Avez-vous rencontré des difficultés particulières ?

JM.A. : La partie la plus complexe était liée aux démarches administratives, médico-légales et juridiques. La greffe utérine concerne la reproduction et recouvre plusieurs dimensions : psychologique, médicale, chirurgicale, biologique mais aussi éthique et juridique. Comme nous étions dans un processus novateur, il a bien sûr fallu s’adresser à toutes les instances, que ce soit l’Académie de médecine, le Comité national d’éthique, l’Agence de biomédecine… et à la fin à l’Agence nationale de sécurité du médicament et des produits de santé pour l’autorisation. À partir du moment où nous avons initié les démarches administratives jusqu’à ce que nous obtenions l’autorisation de réaliser un projet à l’essai thérapeutique chirurgical pour réaliser la greffe utérine à partir de donneurs ou donneuses vivants, nous avons mis pratiquement neuf ans. Pendant ce temps, nous avons continué notre expertise en chirurgie robotique, notre collaboration au niveau international avec nos équipes partenaires et nous avons débuté la greffe utérine sur le plan animal, chez la brebis. Lorsque nous avons enfin obtenu l’autorisation, nous avons dû sélectionner des patientes, avec le moins de risques possibles pour espérer un succès et répondant à certains critères car on ne greffe pas simplement pour réaliser une prouesse chirurgicale. Il faut un projet de grossesse, un conjoint, une fonction reproductive normale… sinon la greffe n’a pas de sens.

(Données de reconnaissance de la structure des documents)
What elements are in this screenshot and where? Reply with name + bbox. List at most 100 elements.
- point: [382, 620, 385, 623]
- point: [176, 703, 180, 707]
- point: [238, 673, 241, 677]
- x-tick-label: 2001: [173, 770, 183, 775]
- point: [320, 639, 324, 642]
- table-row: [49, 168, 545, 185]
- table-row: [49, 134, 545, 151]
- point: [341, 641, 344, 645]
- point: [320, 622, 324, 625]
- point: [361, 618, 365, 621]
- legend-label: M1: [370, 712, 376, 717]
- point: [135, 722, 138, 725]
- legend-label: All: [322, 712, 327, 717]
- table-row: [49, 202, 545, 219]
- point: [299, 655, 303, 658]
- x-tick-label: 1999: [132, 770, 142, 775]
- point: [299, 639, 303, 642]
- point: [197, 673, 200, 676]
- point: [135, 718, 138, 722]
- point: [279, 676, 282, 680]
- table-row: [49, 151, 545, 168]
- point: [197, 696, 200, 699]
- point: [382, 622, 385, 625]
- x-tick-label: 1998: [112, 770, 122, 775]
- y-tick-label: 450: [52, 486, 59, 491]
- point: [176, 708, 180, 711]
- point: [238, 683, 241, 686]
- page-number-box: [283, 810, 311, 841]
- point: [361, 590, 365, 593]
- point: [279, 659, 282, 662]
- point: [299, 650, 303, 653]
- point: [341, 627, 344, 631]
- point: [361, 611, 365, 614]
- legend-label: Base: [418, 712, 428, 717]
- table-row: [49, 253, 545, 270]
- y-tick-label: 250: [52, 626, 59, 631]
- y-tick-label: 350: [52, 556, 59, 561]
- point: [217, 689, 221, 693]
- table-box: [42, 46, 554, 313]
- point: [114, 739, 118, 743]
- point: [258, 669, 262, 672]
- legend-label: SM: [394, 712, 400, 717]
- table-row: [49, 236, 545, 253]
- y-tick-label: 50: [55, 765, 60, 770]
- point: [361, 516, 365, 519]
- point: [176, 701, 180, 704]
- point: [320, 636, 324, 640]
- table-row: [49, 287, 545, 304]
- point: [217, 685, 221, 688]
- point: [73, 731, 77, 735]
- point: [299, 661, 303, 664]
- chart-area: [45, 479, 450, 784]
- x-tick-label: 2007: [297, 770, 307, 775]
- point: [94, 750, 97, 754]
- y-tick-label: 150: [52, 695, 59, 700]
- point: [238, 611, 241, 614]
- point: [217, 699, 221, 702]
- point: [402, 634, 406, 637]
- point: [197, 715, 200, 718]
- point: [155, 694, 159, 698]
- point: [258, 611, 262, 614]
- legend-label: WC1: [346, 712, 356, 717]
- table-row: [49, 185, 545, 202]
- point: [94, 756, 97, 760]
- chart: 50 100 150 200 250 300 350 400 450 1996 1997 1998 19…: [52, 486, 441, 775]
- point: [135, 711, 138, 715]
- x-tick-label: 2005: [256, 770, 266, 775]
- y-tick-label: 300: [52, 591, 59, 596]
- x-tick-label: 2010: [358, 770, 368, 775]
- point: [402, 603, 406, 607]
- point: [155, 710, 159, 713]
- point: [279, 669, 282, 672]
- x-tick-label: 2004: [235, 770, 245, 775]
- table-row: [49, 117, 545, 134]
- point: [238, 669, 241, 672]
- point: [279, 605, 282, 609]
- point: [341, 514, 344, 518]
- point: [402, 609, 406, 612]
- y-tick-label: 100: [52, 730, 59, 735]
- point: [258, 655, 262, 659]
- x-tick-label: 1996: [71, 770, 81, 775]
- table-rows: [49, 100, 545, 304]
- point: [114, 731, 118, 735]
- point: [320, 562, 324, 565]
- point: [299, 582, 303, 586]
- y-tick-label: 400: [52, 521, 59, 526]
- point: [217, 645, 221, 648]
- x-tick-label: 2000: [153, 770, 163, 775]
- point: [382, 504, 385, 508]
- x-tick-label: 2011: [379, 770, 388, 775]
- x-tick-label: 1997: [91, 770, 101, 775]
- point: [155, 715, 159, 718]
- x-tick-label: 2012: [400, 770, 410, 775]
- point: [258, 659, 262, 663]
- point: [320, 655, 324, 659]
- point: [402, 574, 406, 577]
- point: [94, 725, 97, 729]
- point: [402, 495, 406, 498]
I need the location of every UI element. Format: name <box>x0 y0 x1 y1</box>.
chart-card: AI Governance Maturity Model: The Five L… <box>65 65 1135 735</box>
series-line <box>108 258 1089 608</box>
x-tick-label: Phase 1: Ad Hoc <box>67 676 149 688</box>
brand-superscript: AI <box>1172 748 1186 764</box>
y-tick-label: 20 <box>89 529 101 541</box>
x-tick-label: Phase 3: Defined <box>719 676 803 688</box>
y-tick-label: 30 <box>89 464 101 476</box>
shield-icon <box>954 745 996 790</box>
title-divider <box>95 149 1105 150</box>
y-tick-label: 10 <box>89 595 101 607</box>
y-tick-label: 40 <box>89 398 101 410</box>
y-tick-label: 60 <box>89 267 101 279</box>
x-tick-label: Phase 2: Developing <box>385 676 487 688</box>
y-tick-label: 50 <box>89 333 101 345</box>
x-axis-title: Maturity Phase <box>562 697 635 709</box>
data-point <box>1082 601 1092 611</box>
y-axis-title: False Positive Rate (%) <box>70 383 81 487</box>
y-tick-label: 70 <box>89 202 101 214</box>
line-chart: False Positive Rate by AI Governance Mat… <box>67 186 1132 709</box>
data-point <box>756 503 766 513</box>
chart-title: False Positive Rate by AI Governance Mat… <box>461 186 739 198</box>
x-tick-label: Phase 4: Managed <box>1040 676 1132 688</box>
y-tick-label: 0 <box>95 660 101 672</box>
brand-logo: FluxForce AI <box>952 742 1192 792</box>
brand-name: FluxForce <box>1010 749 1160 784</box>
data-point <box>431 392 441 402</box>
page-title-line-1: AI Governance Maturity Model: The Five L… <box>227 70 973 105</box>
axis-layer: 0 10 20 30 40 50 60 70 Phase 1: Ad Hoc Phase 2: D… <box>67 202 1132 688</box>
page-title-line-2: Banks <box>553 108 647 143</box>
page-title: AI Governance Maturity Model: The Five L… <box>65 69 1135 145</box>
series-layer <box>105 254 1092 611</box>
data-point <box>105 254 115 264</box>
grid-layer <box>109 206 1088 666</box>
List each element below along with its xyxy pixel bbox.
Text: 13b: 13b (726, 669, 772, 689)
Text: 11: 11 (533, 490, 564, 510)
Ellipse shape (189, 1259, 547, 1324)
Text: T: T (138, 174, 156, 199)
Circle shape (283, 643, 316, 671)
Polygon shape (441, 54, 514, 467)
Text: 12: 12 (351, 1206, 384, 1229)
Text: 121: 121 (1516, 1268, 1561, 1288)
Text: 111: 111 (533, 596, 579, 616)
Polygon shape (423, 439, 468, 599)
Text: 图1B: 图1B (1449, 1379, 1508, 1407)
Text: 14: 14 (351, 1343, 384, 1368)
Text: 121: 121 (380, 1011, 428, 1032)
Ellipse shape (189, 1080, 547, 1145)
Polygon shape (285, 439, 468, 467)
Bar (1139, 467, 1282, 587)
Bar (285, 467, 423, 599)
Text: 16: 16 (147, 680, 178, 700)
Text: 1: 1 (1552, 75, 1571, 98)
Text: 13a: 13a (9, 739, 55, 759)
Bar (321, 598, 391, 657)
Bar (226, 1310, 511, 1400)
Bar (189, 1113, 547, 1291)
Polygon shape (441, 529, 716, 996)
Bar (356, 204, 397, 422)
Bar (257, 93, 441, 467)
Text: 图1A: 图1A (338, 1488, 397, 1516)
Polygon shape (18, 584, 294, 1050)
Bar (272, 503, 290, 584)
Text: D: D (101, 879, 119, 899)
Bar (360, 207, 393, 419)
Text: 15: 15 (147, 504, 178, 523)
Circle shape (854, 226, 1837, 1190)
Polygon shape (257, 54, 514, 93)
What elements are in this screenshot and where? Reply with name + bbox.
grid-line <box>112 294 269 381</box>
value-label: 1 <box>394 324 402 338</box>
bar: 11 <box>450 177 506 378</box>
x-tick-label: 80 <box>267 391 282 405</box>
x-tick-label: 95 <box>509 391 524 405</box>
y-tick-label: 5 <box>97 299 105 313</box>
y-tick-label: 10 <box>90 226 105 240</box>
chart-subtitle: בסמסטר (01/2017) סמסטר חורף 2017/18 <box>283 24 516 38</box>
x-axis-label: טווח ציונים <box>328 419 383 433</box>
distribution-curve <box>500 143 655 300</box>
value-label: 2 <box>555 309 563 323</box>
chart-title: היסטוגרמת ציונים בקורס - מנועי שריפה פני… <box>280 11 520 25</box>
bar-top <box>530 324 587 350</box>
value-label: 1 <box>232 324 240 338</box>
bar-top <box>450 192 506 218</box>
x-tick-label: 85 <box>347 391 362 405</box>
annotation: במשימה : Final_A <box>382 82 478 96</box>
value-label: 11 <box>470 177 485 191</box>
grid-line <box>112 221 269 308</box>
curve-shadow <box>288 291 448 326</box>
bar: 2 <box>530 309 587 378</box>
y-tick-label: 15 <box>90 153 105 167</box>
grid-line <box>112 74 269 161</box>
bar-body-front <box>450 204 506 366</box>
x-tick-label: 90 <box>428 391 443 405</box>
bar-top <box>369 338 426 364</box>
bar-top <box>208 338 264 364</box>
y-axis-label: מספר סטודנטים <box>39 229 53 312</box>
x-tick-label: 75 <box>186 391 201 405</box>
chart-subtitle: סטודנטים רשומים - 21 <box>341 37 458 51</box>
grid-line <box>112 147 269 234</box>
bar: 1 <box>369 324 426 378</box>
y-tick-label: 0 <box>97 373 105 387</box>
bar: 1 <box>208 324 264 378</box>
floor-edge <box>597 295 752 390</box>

#### Consigne:
D'après l'extrait sur la greffe utérine, combien de temps s'est écoulé entre le lancement des démarches administratives et l'obtention de l'autorisation ?

#### Tâche accomplie:
Pratiquement neuf ans.